Saved entries:
-------------------------
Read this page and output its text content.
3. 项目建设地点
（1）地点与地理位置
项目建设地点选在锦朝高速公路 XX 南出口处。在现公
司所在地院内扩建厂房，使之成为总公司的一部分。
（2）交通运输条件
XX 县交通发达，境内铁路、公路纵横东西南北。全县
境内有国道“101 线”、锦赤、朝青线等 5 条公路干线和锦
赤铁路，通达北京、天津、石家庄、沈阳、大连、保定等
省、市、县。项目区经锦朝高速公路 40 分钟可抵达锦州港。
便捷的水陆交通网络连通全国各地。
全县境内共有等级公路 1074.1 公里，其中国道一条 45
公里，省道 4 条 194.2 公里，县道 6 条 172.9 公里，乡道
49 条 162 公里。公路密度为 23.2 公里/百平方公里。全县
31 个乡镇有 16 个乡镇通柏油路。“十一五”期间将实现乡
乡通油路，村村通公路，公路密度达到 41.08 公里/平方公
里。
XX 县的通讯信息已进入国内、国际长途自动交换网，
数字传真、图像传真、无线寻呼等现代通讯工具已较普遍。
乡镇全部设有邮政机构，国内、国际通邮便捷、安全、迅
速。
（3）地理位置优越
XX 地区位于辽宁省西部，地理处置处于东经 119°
-------------------------
Written request:
Output the entries verbatim.

Response:
Read this page and output its text content.
3. 项目建设地点
（1）地点与地理位置
项目建设地点选在锦朝高速公路 XX 南出口处。在现公
司所在地院内扩建厂房，使之成为总公司的一部分。
（2）交通运输条件
XX 县交通发达，境内铁路、公路纵横东西南北。全县
境内有国道“101 线”、锦赤、朝青线等 5 条公路干线和锦
赤铁路，通达北京、天津、石家庄、沈阳、大连、保定等
省、市、县。项目区经锦朝高速公路 40 分钟可抵达锦州港。
便捷的水陆交通网络连通全国各地。
全县境内共有等级公路 1074.1 公里，其中国道一条 45
公里，省道 4 条 194.2 公里，县道 6 条 172.9 公里，乡道
49 条 162 公里。公路密度为 23.2 公里/百平方公里。全县
31 个乡镇有 16 个乡镇通柏油路。“十一五”期间将实现乡
乡通油路，村村通公路，公路密度达到 41.08 公里/平方公
里。
XX 县的通讯信息已进入国内、国际长途自动交换网，
数字传真、图像传真、无线寻呼等现代通讯工具已较普遍。
乡镇全部设有邮政机构，国内、国际通邮便捷、安全、迅
速。
（3）地理位置优越
XX 地区位于辽宁省西部，地理处置处于东经 119°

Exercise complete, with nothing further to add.